■ EXERCISE TASK ■
Within the listing below, locate all lines containing the word "Christophe". Copy each one.

■ STORED ROWS ■

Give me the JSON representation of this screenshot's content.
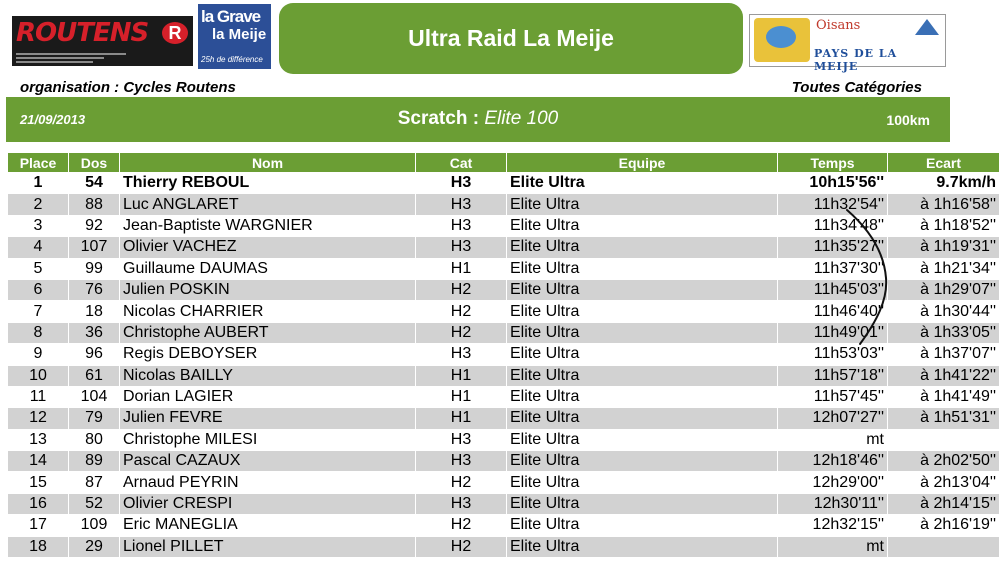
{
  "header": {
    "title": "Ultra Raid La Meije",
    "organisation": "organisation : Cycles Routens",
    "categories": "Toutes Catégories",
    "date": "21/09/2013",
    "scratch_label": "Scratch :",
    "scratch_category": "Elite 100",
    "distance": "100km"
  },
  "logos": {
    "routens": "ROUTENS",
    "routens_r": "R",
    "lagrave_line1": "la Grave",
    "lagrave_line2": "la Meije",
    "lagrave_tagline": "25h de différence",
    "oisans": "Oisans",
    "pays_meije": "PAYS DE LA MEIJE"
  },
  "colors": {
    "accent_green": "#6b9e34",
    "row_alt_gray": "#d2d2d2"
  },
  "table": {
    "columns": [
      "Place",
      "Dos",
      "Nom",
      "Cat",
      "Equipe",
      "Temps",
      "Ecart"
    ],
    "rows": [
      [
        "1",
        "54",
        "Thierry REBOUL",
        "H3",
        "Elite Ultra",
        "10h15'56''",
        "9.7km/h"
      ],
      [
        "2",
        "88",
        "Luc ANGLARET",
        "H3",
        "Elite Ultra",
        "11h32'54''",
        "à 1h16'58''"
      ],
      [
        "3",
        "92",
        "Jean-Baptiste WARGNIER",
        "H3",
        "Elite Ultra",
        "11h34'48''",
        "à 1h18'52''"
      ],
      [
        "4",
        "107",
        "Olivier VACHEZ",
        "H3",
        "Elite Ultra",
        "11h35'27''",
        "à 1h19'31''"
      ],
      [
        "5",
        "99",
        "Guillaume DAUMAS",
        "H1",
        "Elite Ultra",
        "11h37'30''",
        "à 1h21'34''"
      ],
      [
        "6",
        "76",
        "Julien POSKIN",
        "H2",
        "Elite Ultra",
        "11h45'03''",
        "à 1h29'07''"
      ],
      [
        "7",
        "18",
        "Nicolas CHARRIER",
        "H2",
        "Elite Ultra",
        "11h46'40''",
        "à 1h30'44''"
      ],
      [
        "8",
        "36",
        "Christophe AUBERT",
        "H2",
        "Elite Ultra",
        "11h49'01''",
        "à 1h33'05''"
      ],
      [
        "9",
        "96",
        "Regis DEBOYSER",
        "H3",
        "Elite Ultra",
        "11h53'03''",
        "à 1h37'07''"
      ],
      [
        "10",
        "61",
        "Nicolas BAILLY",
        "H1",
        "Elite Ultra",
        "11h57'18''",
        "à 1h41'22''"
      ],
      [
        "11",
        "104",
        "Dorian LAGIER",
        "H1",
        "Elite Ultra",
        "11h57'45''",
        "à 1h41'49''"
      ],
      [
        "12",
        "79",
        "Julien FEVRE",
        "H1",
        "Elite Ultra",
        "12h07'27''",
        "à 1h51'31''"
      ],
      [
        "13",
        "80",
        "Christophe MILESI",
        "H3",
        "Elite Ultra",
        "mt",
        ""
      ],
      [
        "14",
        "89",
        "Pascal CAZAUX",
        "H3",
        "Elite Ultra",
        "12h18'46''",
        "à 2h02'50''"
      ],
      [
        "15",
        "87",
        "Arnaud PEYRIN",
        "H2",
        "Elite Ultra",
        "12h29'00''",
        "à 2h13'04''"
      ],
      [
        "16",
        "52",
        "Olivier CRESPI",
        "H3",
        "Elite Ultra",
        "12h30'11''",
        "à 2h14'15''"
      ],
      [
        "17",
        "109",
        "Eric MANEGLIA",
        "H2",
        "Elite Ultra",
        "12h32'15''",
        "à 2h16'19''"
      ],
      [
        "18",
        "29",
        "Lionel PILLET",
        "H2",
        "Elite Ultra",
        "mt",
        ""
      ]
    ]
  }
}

■ SOLVED PROBLEM ■
        "Christophe AUBERT",
        "Christophe MILESI",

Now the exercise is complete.